_THE INPUT_
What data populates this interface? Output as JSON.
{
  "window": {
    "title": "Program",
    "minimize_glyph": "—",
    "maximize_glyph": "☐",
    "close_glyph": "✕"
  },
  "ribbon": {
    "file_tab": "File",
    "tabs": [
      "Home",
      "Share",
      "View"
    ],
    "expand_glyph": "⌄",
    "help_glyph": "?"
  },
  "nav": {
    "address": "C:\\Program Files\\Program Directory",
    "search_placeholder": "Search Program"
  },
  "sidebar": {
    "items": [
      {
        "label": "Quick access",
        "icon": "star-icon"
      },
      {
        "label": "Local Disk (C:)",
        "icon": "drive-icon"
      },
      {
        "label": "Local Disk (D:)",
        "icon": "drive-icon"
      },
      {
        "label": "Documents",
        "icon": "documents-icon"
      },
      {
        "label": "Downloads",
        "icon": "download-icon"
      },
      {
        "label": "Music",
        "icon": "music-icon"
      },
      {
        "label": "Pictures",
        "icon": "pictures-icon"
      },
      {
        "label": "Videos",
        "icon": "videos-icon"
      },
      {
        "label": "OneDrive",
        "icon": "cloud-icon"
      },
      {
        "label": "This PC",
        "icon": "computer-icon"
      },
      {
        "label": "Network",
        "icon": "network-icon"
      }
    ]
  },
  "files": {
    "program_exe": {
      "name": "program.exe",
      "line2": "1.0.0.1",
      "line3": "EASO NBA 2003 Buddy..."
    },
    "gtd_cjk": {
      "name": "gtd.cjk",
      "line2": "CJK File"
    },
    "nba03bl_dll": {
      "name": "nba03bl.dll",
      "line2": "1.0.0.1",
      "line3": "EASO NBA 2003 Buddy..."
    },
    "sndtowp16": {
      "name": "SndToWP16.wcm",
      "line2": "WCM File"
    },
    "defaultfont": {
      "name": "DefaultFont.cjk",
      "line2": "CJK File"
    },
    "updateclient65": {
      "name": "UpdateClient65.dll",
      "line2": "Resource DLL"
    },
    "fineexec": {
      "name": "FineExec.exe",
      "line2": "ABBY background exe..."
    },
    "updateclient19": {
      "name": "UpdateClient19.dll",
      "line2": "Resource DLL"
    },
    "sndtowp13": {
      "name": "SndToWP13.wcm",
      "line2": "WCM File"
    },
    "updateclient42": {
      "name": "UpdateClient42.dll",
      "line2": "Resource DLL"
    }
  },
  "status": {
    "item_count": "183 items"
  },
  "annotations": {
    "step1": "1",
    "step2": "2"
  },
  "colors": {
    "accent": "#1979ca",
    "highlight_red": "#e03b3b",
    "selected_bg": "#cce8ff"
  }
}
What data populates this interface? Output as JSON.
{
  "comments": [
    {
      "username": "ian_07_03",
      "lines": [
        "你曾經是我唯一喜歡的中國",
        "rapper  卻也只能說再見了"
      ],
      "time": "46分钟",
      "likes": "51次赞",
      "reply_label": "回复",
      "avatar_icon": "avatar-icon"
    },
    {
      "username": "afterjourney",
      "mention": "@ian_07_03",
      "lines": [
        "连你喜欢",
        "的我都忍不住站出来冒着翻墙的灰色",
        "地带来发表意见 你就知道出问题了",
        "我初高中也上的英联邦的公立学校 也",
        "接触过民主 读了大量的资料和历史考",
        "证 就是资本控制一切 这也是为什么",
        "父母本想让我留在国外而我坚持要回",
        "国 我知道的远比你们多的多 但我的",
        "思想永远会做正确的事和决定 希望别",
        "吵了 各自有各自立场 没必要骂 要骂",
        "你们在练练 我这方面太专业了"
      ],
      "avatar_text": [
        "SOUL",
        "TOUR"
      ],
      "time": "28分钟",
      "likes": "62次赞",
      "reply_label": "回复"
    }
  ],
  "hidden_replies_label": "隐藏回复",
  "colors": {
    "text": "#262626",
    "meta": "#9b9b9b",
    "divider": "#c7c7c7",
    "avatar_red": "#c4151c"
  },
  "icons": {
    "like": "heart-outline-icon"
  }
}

_TASK REQUIREMENTS_
Take the entries and copy them out exactly.

_OUTPUT OF THE EXERCISE_
What data populates this interface? Output as JSON.
{
  "window": {
    "title": "Program",
    "minimize_glyph": "—",
    "maximize_glyph": "☐",
    "close_glyph": "✕"
  },
  "ribbon": {
    "file_tab": "File",
    "tabs": [
      "Home",
      "Share",
      "View"
    ],
    "expand_glyph": "⌄",
    "help_glyph": "?"
  },
  "nav": {
    "address": "C:\\Program Files\\Program Directory",
    "search_placeholder": "Search Program"
  },
  "sidebar": {
    "items": [
      {
        "label": "Quick access",
        "icon": "star-icon"
      },
      {
        "label": "Local Disk (C:)",
        "icon": "drive-icon"
      },
      {
        "label": "Local Disk (D:)",
        "icon": "drive-icon"
      },
      {
        "label": "Documents",
        "icon": "documents-icon"
      },
      {
        "label": "Downloads",
        "icon": "download-icon"
      },
      {
        "label": "Music",
        "icon": "music-icon"
      },
      {
        "label": "Pictures",
        "icon": "pictures-icon"
      },
      {
        "label": "Videos",
        "icon": "videos-icon"
      },
      {
        "label": "OneDrive",
        "icon": "cloud-icon"
      },
      {
        "label": "This PC",
        "icon": "computer-icon"
      },
      {
        "label": "Network",
        "icon": "network-icon"
      }
    ]
  },
  "files": {
    "program_exe": {
      "name": "program.exe",
      "line2": "1.0.0.1",
      "line3": "EASO NBA 2003 Buddy..."
    },
    "gtd_cjk": {
      "name": "gtd.cjk",
      "line2": "CJK File"
    },
    "nba03bl_dll": {
      "name": "nba03bl.dll",
      "line2": "1.0.0.1",
      "line3": "EASO NBA 2003 Buddy..."
    },
    "sndtowp16": {
      "name": "SndToWP16.wcm",
      "line2": "WCM File"
    },
    "defaultfont": {
      "name": "DefaultFont.cjk",
      "line2": "CJK File"
    },
    "updateclient65": {
      "name": "UpdateClient65.dll",
      "line2": "Resource DLL"
    },
    "fineexec": {
      "name": "FineExec.exe",
      "line2": "ABBY background exe..."
    },
    "updateclient19": {
      "name": "UpdateClient19.dll",
      "line2": "Resource DLL"
    },
    "sndtowp13": {
      "name": "SndToWP13.wcm",
      "line2": "WCM File"
    },
    "updateclient42": {
      "name": "UpdateClient42.dll",
      "line2": "Resource DLL"
    }
  },
  "status": {
    "item_count": "183 items"
  },
  "annotations": {
    "step1": "1",
    "step2": "2"
  },
  "colors": {
    "accent": "#1979ca",
    "highlight_red": "#e03b3b",
    "selected_bg": "#cce8ff"
  }
}
What data populates this interface? Output as JSON.
{
  "comments": [
    {
      "username": "ian_07_03",
      "lines": [
        "你曾經是我唯一喜歡的中國",
        "rapper  卻也只能說再見了"
      ],
      "time": "46分钟",
      "likes": "51次赞",
      "reply_label": "回复",
      "avatar_icon": "avatar-icon"
    },
    {
      "username": "afterjourney",
      "mention": "@ian_07_03",
      "lines": [
        "连你喜欢",
        "的我都忍不住站出来冒着翻墙的灰色",
        "地带来发表意见 你就知道出问题了",
        "我初高中也上的英联邦的公立学校 也",
        "接触过民主 读了大量的资料和历史考",
        "证 就是资本控制一切 这也是为什么",
        "父母本想让我留在国外而我坚持要回",
        "国 我知道的远比你们多的多 但我的",
        "思想永远会做正确的事和决定 希望别",
        "吵了 各自有各自立场 没必要骂 要骂",
        "你们在练练 我这方面太专业了"
      ],
      "avatar_text": [
        "SOUL",
        "TOUR"
      ],
      "time": "28分钟",
      "likes": "62次赞",
      "reply_label": "回复"
    }
  ],
  "hidden_replies_label": "隐藏回复",
  "colors": {
    "text": "#262626",
    "meta": "#9b9b9b",
    "divider": "#c7c7c7",
    "avatar_red": "#c4151c"
  },
  "icons": {
    "like": "heart-outline-icon"
  }
}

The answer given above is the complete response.